» **WORK TO BE COMPLETED**: Omit every picture and write out the rest of the records exactly.

Data tied to figure images:
──────
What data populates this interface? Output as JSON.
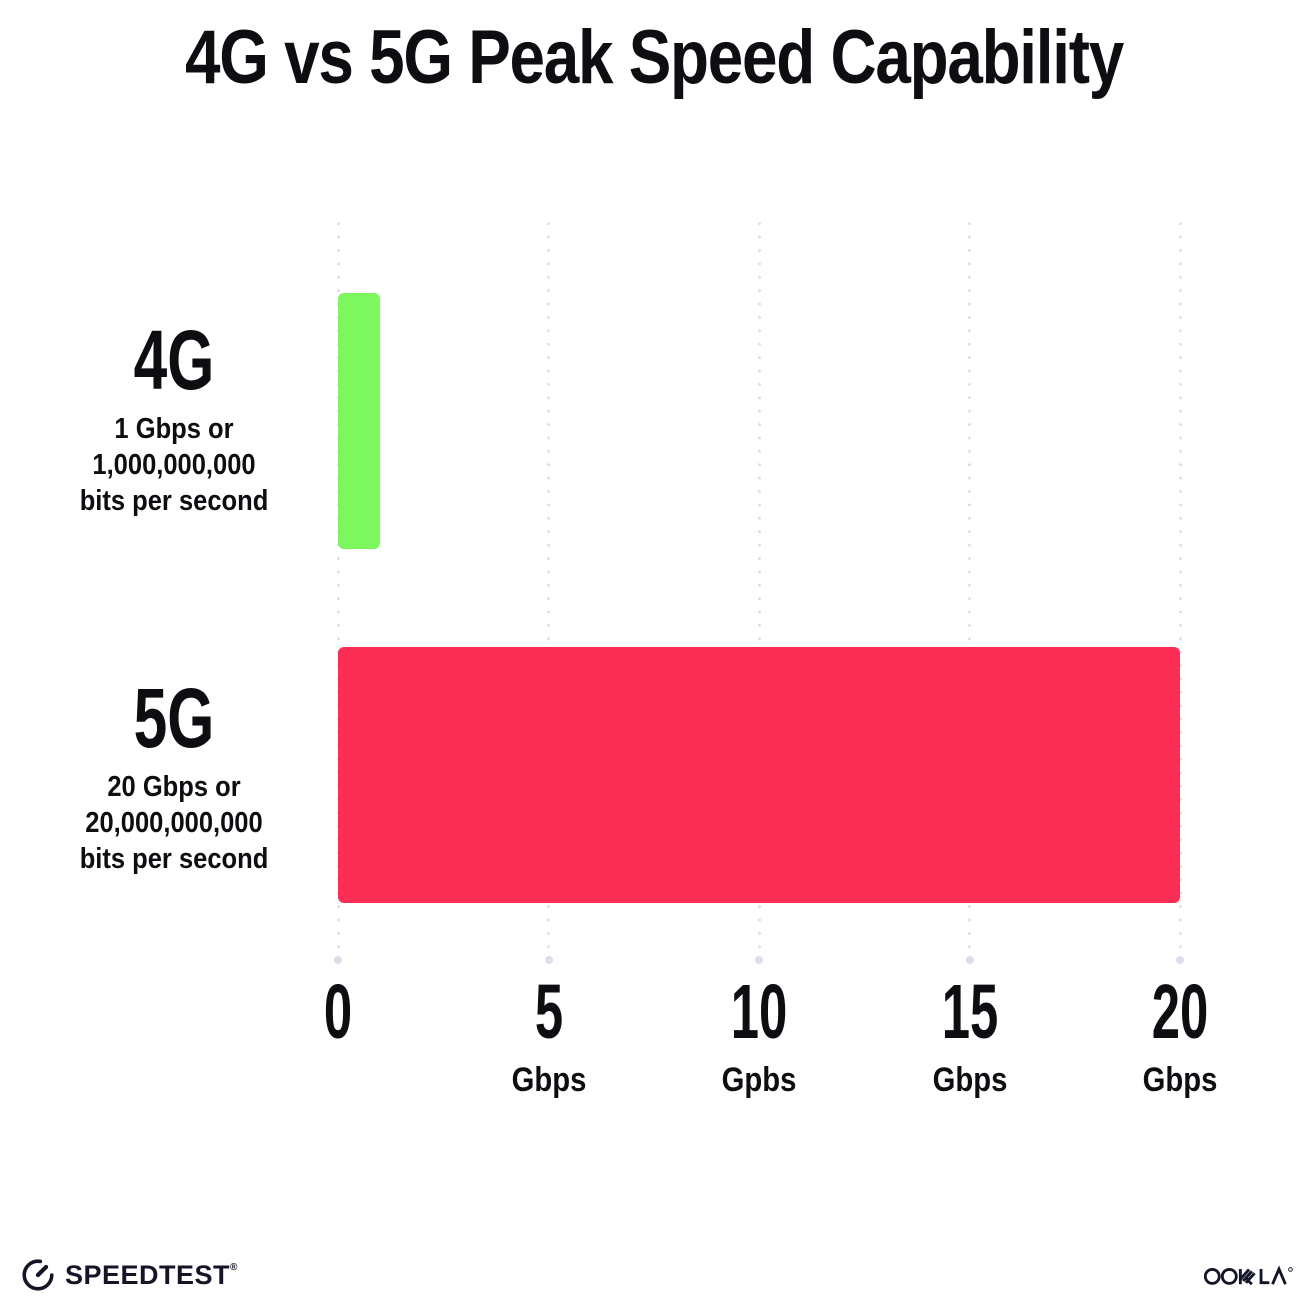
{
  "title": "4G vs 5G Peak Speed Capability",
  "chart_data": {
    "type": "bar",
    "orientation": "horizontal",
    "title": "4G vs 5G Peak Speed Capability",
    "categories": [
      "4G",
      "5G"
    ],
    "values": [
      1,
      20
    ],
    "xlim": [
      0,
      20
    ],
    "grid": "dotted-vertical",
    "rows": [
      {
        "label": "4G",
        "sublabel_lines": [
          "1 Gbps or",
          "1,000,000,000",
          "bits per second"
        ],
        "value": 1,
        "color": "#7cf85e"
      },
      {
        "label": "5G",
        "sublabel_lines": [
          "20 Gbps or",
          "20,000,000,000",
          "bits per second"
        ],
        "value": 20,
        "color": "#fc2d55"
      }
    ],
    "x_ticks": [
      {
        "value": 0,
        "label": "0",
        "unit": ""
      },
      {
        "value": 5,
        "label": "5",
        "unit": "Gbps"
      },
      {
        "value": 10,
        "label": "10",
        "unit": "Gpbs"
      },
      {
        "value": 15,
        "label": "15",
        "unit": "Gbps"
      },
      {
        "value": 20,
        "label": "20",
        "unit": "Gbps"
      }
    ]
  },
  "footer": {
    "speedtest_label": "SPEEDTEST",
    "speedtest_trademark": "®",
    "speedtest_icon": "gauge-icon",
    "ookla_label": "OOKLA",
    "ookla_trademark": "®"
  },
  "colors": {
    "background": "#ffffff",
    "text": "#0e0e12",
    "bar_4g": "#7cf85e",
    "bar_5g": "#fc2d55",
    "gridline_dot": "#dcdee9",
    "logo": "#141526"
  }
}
──────
» **TASK RESULT**:
What data populates this interface? Output as JSON.
{
  "title": "4G vs 5G Peak Speed Capability",
  "chart_data": {
    "type": "bar",
    "orientation": "horizontal",
    "title": "4G vs 5G Peak Speed Capability",
    "categories": [
      "4G",
      "5G"
    ],
    "values": [
      1,
      20
    ],
    "xlim": [
      0,
      20
    ],
    "grid": "dotted-vertical",
    "rows": [
      {
        "label": "4G",
        "sublabel_lines": [
          "1 Gbps or",
          "1,000,000,000",
          "bits per second"
        ],
        "value": 1,
        "color": "#7cf85e"
      },
      {
        "label": "5G",
        "sublabel_lines": [
          "20 Gbps or",
          "20,000,000,000",
          "bits per second"
        ],
        "value": 20,
        "color": "#fc2d55"
      }
    ],
    "x_ticks": [
      {
        "value": 0,
        "label": "0",
        "unit": ""
      },
      {
        "value": 5,
        "label": "5",
        "unit": "Gbps"
      },
      {
        "value": 10,
        "label": "10",
        "unit": "Gpbs"
      },
      {
        "value": 15,
        "label": "15",
        "unit": "Gbps"
      },
      {
        "value": 20,
        "label": "20",
        "unit": "Gbps"
      }
    ]
  },
  "footer": {
    "speedtest_label": "SPEEDTEST",
    "speedtest_trademark": "®",
    "speedtest_icon": "gauge-icon",
    "ookla_label": "OOKLA",
    "ookla_trademark": "®"
  },
  "colors": {
    "background": "#ffffff",
    "text": "#0e0e12",
    "bar_4g": "#7cf85e",
    "bar_5g": "#fc2d55",
    "gridline_dot": "#dcdee9",
    "logo": "#141526"
  }
}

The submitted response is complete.